INPUT RECORDS:

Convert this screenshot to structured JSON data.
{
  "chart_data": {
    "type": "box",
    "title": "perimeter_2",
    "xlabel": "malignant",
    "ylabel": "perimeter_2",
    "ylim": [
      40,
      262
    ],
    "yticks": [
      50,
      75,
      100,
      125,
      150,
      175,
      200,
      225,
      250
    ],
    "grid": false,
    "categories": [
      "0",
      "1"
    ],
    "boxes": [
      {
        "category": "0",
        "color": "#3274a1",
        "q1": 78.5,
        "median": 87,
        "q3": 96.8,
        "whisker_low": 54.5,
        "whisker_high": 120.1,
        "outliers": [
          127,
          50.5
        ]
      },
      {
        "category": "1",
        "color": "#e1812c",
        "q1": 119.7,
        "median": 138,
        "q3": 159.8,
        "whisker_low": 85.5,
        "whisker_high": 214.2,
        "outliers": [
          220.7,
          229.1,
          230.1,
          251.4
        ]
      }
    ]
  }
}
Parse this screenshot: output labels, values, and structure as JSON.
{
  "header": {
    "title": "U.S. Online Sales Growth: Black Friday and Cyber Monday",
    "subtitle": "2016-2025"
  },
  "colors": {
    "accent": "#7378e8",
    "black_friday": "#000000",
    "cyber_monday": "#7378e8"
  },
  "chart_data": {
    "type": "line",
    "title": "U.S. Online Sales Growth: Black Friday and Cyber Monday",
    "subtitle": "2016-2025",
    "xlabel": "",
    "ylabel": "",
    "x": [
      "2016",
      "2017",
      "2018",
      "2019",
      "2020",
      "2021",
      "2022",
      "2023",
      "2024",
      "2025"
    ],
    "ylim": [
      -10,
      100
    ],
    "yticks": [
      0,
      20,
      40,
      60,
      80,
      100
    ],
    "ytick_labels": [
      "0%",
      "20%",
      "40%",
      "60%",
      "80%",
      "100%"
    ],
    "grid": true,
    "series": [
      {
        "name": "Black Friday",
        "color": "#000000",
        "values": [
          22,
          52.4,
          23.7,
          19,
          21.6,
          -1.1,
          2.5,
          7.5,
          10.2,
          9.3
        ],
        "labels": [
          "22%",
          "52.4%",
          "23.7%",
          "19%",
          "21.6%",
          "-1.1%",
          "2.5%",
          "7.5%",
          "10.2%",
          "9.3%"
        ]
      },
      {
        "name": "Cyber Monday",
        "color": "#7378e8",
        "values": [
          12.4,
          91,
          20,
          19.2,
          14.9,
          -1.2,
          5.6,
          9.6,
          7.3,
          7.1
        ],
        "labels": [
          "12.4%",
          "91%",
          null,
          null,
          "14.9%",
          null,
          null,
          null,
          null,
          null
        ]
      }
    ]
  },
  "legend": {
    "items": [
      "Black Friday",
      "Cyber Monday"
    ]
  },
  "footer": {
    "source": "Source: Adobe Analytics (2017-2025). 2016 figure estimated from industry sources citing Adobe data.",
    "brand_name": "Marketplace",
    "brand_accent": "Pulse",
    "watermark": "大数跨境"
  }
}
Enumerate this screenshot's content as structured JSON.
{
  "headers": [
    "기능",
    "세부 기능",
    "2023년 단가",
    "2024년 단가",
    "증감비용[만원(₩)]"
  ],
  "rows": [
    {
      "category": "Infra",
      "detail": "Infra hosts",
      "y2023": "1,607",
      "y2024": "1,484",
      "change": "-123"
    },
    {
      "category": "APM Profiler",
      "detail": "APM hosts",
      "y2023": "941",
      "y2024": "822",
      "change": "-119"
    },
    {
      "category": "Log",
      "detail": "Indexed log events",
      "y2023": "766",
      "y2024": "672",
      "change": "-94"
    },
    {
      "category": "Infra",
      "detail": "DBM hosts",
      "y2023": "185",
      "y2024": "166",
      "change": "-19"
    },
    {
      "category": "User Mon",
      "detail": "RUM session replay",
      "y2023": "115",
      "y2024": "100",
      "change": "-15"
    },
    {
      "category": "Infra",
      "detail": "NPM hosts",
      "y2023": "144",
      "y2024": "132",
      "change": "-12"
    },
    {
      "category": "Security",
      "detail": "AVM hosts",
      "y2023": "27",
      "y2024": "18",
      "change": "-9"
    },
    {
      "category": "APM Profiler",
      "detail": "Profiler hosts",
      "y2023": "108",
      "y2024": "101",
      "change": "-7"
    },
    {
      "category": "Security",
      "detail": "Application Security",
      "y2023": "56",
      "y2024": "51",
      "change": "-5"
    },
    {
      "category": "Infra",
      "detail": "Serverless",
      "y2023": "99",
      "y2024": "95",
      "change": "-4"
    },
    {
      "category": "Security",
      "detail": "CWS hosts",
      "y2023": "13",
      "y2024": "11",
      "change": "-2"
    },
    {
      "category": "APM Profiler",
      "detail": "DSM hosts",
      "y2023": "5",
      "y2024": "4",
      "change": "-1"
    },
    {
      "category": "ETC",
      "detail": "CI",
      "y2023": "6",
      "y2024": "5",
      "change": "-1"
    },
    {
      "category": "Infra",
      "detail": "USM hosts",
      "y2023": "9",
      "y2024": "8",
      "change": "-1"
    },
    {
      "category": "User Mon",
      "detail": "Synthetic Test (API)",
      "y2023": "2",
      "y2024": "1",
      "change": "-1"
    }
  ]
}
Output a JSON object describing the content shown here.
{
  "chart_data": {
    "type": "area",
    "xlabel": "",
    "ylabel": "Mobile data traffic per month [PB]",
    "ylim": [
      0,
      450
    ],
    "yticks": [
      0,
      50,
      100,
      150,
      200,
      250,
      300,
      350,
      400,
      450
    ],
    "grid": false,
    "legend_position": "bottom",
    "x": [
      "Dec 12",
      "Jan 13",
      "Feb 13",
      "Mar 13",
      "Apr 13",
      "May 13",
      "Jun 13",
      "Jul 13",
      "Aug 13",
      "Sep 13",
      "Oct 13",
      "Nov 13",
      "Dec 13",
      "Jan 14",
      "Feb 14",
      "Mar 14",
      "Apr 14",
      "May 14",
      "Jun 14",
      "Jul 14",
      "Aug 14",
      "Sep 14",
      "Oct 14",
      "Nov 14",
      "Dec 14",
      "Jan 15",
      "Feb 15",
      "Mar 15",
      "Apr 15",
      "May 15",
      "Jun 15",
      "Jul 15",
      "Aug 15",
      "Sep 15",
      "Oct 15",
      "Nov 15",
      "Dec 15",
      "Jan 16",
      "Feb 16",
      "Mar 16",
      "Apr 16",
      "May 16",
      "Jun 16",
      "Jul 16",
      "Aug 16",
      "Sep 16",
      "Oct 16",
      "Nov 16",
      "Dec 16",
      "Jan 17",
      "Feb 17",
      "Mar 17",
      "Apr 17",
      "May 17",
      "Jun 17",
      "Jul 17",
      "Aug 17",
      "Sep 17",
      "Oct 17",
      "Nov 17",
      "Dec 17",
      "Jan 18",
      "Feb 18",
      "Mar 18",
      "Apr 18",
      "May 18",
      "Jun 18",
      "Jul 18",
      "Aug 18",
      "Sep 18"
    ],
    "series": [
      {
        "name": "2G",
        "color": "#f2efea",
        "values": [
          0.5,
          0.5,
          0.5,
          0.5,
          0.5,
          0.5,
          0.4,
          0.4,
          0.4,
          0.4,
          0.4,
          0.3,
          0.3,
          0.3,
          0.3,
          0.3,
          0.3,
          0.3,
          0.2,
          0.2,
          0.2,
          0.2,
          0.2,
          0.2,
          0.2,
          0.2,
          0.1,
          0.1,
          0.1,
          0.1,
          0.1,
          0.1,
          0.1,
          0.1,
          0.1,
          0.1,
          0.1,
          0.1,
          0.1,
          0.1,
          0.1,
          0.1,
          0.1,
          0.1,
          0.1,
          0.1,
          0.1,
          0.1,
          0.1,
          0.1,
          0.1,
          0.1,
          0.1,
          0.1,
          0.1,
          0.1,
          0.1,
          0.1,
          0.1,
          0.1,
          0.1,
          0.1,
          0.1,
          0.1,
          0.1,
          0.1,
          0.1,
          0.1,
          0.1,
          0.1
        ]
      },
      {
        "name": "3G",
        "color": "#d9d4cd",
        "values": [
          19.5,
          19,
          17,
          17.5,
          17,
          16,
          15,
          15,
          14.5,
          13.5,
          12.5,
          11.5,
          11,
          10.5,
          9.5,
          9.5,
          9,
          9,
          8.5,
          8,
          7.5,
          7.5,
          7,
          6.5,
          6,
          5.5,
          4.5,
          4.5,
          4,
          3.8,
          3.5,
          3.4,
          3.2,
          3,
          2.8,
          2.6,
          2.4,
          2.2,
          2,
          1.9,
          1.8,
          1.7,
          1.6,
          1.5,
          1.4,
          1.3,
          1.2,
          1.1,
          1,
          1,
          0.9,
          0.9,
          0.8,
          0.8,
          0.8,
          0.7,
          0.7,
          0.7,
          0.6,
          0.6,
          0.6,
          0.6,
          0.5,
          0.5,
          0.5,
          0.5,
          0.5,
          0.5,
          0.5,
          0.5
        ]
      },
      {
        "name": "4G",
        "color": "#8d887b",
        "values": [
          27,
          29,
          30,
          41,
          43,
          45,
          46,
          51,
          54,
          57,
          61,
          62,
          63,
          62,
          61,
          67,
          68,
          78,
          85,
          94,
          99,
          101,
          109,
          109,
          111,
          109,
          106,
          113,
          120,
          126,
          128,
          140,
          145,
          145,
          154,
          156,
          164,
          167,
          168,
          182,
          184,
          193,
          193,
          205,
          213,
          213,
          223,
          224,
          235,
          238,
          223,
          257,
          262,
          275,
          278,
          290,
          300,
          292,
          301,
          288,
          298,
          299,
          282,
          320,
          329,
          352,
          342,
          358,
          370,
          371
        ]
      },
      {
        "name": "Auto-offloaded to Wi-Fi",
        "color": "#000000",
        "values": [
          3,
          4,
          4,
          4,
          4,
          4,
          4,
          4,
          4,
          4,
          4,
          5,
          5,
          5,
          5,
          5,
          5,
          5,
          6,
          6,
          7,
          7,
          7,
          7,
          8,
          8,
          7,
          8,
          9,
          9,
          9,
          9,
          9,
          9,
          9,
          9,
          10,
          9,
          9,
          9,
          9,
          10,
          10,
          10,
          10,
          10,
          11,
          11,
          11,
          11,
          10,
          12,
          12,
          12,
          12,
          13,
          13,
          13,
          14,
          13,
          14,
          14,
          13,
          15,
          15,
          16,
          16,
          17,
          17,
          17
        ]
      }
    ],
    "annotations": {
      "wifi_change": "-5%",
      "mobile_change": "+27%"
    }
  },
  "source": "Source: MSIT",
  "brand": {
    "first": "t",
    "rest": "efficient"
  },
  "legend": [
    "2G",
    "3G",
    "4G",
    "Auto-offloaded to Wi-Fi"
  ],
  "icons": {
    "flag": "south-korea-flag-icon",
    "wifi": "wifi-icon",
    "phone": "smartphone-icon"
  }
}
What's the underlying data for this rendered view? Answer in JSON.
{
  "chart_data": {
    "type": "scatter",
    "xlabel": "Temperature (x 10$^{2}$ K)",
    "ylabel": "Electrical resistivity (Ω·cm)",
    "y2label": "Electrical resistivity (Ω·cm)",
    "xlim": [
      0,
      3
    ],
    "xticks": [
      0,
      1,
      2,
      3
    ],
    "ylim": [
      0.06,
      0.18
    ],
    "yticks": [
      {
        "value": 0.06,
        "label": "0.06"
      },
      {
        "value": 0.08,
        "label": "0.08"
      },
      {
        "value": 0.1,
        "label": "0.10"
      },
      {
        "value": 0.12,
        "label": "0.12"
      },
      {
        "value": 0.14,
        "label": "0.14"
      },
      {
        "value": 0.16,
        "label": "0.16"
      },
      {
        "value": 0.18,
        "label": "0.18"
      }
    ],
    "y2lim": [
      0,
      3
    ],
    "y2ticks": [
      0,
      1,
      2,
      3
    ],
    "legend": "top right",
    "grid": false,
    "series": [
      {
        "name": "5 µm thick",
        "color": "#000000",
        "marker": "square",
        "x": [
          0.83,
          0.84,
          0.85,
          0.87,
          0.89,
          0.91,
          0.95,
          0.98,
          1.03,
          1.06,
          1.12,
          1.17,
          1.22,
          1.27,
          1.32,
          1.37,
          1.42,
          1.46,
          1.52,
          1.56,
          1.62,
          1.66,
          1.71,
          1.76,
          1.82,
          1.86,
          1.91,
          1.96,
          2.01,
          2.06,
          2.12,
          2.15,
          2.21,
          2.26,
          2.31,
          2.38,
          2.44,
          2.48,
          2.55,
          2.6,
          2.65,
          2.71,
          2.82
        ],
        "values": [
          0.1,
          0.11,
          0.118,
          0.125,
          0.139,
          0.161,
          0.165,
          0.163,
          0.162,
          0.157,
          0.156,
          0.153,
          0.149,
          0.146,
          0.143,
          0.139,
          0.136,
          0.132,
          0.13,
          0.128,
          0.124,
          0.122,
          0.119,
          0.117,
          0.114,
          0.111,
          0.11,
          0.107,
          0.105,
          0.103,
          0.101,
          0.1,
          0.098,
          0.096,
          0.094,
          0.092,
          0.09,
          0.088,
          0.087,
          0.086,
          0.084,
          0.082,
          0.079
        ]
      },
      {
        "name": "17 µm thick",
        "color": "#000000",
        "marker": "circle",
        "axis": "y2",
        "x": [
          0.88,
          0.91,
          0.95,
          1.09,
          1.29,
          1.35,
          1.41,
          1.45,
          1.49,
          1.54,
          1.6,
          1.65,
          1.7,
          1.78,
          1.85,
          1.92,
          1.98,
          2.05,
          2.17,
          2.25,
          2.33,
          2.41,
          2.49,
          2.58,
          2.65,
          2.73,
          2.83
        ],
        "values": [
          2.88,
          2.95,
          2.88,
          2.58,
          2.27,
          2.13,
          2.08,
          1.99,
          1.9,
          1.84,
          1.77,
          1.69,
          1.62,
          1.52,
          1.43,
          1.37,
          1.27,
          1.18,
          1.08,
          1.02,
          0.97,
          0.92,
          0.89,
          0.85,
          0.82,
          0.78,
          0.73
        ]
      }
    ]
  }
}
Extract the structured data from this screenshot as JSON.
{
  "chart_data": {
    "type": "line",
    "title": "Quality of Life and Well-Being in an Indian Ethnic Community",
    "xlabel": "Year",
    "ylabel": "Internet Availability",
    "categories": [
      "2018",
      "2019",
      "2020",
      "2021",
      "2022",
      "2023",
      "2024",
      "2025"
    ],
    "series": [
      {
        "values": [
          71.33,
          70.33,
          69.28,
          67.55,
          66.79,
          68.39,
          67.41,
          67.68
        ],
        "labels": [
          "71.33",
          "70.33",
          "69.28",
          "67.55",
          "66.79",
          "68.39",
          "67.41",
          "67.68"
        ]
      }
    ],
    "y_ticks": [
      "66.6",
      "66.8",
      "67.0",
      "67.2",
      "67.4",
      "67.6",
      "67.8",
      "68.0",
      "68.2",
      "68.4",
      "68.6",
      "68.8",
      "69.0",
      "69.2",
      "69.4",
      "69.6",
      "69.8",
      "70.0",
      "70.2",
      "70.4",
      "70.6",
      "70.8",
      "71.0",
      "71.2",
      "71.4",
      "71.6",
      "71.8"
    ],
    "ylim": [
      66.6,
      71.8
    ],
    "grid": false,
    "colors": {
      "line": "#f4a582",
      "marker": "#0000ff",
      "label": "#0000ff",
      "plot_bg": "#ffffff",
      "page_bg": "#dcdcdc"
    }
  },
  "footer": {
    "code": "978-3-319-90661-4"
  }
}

WHAT IS REQUIRED: Copy out the lines starting at the one containing "Extract the structured" and ending with the last line of the entries. Include nothing else.

SOLUTION:
Extract the structured data from this screenshot as JSON.
{
  "chart_data": {
    "type": "line",
    "title": "Quality of Life and Well-Being in an Indian Ethnic Community",
    "xlabel": "Year",
    "ylabel": "Internet Availability",
    "categories": [
      "2018",
      "2019",
      "2020",
      "2021",
      "2022",
      "2023",
      "2024",
      "2025"
    ],
    "series": [
      {
        "values": [
          71.33,
          70.33,
          69.28,
          67.55,
          66.79,
          68.39,
          67.41,
          67.68
        ],
        "labels": [
          "71.33",
          "70.33",
          "69.28",
          "67.55",
          "66.79",
          "68.39",
          "67.41",
          "67.68"
        ]
      }
    ],
    "y_ticks": [
      "66.6",
      "66.8",
      "67.0",
      "67.2",
      "67.4",
      "67.6",
      "67.8",
      "68.0",
      "68.2",
      "68.4",
      "68.6",
      "68.8",
      "69.0",
      "69.2",
      "69.4",
      "69.6",
      "69.8",
      "70.0",
      "70.2",
      "70.4",
      "70.6",
      "70.8",
      "71.0",
      "71.2",
      "71.4",
      "71.6",
      "71.8"
    ],
    "ylim": [
      66.6,
      71.8
    ],
    "grid": false,
    "colors": {
      "line": "#f4a582",
      "marker": "#0000ff",
      "label": "#0000ff",
      "plot_bg": "#ffffff",
      "page_bg": "#dcdcdc"
    }
  },
  "footer": {
    "code": "978-3-319-90661-4"
  }
}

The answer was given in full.